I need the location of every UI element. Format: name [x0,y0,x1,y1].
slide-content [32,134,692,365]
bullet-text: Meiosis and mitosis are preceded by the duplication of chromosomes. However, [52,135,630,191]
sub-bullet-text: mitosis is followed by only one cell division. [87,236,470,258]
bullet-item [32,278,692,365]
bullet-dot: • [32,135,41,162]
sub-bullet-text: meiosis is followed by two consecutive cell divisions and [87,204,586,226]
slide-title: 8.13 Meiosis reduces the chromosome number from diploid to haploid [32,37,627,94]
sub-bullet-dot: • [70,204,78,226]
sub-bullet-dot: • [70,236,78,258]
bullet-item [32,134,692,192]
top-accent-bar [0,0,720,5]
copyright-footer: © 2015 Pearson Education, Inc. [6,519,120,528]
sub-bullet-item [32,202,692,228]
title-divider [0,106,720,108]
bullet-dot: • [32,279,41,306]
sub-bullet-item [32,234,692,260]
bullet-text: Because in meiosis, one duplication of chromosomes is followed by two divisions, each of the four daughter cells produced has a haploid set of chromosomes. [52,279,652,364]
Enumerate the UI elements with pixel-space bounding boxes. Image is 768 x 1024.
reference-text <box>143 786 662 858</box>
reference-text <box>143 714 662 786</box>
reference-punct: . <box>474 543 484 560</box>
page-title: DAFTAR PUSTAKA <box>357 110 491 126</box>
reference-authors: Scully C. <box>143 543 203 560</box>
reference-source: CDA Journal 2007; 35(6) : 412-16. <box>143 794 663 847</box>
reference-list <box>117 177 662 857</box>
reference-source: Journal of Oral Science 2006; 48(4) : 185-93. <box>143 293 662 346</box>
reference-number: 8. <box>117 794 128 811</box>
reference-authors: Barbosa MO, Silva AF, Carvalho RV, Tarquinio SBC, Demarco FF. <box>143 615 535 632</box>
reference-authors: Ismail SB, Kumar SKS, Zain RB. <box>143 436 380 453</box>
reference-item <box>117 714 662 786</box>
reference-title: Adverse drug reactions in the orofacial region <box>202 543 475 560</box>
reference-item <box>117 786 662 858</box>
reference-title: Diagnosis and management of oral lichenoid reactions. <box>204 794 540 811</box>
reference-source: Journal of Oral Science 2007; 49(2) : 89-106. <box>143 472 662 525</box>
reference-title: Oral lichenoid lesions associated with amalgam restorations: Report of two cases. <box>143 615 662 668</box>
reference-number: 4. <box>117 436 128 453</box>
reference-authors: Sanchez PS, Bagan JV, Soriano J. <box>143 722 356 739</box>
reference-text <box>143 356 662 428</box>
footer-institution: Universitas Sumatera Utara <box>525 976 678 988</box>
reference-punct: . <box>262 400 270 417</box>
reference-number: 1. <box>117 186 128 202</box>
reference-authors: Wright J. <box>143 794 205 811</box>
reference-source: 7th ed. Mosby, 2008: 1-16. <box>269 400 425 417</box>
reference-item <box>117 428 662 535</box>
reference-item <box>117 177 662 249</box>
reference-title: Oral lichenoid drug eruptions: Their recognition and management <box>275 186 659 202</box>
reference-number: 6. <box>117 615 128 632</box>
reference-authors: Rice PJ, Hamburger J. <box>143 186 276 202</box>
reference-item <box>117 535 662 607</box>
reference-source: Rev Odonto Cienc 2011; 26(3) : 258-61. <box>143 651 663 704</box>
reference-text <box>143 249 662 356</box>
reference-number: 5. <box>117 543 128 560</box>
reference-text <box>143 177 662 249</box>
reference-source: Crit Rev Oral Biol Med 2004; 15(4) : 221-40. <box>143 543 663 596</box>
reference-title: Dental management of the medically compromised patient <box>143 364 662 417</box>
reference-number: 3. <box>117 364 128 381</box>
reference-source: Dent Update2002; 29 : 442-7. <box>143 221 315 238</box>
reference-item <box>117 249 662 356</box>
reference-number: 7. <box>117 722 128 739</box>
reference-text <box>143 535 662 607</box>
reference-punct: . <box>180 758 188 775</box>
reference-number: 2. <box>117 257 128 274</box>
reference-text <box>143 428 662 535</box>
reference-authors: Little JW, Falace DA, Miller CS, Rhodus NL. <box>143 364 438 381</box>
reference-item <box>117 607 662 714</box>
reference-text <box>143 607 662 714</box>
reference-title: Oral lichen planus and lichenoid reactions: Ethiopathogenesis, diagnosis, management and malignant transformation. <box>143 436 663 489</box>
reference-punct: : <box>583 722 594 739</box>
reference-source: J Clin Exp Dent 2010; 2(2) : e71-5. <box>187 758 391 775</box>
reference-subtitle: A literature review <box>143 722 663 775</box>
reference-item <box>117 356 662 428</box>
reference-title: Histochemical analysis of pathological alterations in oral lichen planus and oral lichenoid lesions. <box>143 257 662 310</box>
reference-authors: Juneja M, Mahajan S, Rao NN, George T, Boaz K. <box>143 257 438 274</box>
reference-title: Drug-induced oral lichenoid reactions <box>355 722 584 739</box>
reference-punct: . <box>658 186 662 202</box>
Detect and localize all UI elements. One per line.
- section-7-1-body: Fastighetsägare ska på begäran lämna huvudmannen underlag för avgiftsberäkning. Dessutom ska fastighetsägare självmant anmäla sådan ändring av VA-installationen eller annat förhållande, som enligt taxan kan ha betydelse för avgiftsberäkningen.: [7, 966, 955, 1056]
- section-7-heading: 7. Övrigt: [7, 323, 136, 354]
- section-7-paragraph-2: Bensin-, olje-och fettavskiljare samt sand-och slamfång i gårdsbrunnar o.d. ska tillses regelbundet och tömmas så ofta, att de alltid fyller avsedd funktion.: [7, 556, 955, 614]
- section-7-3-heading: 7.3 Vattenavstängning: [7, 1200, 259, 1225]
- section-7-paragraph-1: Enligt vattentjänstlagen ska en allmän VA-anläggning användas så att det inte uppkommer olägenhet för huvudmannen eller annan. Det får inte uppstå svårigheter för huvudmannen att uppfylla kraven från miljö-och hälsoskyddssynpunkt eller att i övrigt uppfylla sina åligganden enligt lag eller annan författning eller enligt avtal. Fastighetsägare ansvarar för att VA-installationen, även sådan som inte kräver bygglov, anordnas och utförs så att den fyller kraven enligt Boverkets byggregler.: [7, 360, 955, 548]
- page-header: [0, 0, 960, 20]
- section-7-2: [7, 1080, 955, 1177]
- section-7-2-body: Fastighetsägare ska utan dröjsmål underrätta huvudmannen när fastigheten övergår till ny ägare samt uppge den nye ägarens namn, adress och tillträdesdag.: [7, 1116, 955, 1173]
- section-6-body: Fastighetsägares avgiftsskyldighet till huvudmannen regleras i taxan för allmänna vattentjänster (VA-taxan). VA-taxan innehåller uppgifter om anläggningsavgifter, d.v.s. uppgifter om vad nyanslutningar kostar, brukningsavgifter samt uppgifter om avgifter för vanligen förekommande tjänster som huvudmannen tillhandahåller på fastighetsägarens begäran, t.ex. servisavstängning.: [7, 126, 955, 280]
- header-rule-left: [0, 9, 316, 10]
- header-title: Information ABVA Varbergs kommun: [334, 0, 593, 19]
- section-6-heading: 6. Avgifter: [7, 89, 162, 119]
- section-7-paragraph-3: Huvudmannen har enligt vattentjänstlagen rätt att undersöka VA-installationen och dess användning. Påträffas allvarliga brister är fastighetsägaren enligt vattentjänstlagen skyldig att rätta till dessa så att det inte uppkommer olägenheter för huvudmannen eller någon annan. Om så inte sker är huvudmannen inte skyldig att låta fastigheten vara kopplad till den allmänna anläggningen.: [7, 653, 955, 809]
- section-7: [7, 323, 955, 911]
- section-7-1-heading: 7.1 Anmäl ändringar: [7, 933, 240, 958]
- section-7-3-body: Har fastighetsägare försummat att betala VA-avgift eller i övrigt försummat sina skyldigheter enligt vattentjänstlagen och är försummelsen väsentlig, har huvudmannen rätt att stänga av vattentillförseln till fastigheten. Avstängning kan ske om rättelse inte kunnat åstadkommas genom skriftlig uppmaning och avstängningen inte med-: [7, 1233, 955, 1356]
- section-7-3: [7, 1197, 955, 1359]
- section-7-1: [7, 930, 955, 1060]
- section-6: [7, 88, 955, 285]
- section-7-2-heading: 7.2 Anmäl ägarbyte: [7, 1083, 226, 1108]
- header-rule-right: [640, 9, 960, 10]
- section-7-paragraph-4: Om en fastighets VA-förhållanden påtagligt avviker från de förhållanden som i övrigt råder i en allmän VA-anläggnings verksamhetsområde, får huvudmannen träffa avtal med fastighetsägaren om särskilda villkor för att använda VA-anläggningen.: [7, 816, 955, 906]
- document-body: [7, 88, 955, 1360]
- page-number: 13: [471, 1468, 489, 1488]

--

- TASK:
Copy each line above that contains the string "punct".

- REPLY:
reference-punct: . <box>474 543 484 560</box>
reference-punct: . <box>262 400 270 417</box>
reference-punct: . <box>180 758 188 775</box>
reference-punct: : <box>583 722 594 739</box>
reference-punct: . <box>658 186 662 202</box>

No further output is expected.